In the listing below, locate the lines that hold "cette" and copy them.
* START ENTRIES *
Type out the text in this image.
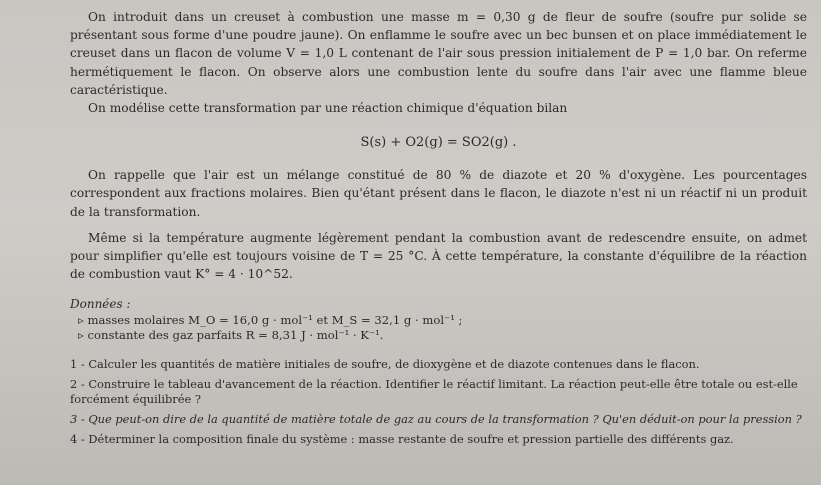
On introduit dans un creuset à combustion une masse m = 0,30 g de fleur de soufre (soufre pur solide se présentant sous forme d'une poudre jaune). On enflamme le soufre avec un bec bunsen et on place immédiatement le creuset dans un flacon de volume V = 1,0 L contenant de l'air sous pression initialement de P = 1,0 bar. On referme hermétiquement le flacon. On observe alors une combustion lente du soufre dans l'air avec une flamme bleue caractéristique.

On modélise cette transformation par une réaction chimique d'équation bilan

S(s) + O2(g) = SO2(g) .

On rappelle que l'air est un mélange constitué de 80 % de diazote et 20 % d'oxygène. Les pourcentages correspondent aux fractions molaires. Bien qu'étant présent dans le flacon, le diazote n'est ni un réactif ni un produit de la transformation.

Même si la température augmente légèrement pendant la combustion avant de redescendre ensuite, on admet pour simplifier qu'elle est toujours voisine de T = 25 °C. À cette température, la constante d'équilibre de la réaction de combustion vaut K° = 4 · 10^52.

Données :

▹ masses molaires M_O = 16,0 g · mol⁻¹ et M_S = 32,1 g · mol⁻¹ ;

▹ constante des gaz parfaits R = 8,31 J · mol⁻¹ · K⁻¹.

1 - Calculer les quantités de matière initiales de soufre, de dioxygène et de diazote contenues dans le flacon.

2 - Construire le tableau d'avancement de la réaction. Identifier le réactif limitant. La réaction peut-elle être totale ou est-elle forcément équilibrée ?

3 - Que peut-on dire de la quantité de matière totale de gaz au cours de la transformation ? Qu'en déduit-on pour la pression ?

4 - Déterminer la composition finale du système : masse restante de soufre et pression partielle des différents gaz.
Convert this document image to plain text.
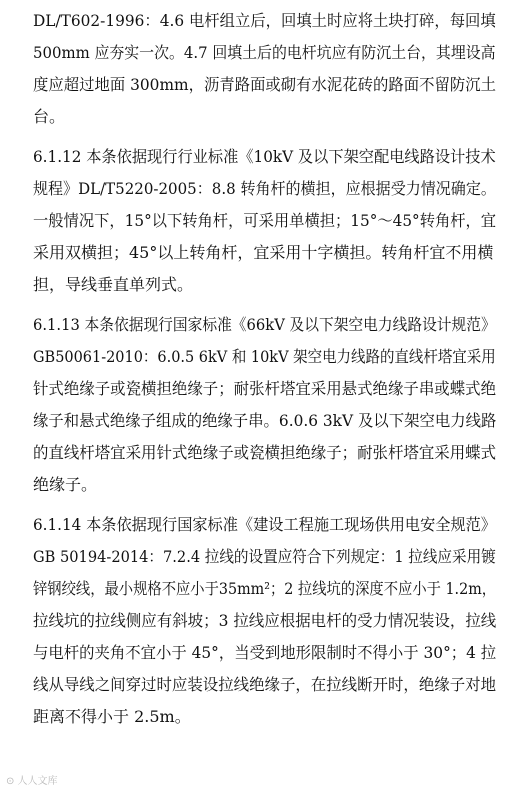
DL/T602-1996：4.6 电杆组立后，回填土时应将土块打碎，每回填
500mm 应夯实一次。4.7 回填土后的电杆坑应有防沉土台，其埋设高
度应超过地面 300mm，沥青路面或砌有水泥花砖的路面不留防沉土
台。
6.1.12 本条依据现行行业标准《10kV 及以下架空配电线路设计技术
规程》DL/T5220-2005：8.8 转角杆的横担，应根据受力情况确定。
一般情况下，15°以下转角杆，可采用单横担；15°～45°转角杆，宜
采用双横担；45°以上转角杆，宜采用十字横担。转角杆宜不用横
担，导线垂直单列式。
6.1.13 本条依据现行国家标准《66kV 及以下架空电力线路设计规范》
GB50061-2010：6.0.5 6kV 和 10kV 架空电力线路的直线杆塔宜采用
针式绝缘子或瓷横担绝缘子；耐张杆塔宜采用悬式绝缘子串或蝶式绝
缘子和悬式绝缘子组成的绝缘子串。6.0.6 3kV 及以下架空电力线路
的直线杆塔宜采用针式绝缘子或瓷横担绝缘子；耐张杆塔宜采用蝶式
绝缘子。
6.1.14 本条依据现行国家标准《建设工程施工现场供用电安全规范》
GB 50194-2014：7.2.4 拉线的设置应符合下列规定：1 拉线应采用镀
锌钢绞线，最小规格不应小于35mm²；2 拉线坑的深度不应小于 1.2m，
拉线坑的拉线侧应有斜坡；3 拉线应根据电杆的受力情况装设，拉线
与电杆的夹角不宜小于 45°，当受到地形限制时不得小于 30°；4 拉
线从导线之间穿过时应装设拉线绝缘子，在拉线断开时，绝缘子对地
距离不得小于 2.5m。
⊙ 人人文库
* END ENTRIES *
**WRITTEN RESPONSE**
On modélise cette transformation par une réaction chimique d'équation bilan
Même si la température augmente légèrement pendant la combustion avant de redescendre ensuite, on admet pour simplifier qu'elle est toujours voisine de T = 25 °C. À cette température, la constante d'équilibre de la réaction de combustion vaut K° = 4 · 10^52.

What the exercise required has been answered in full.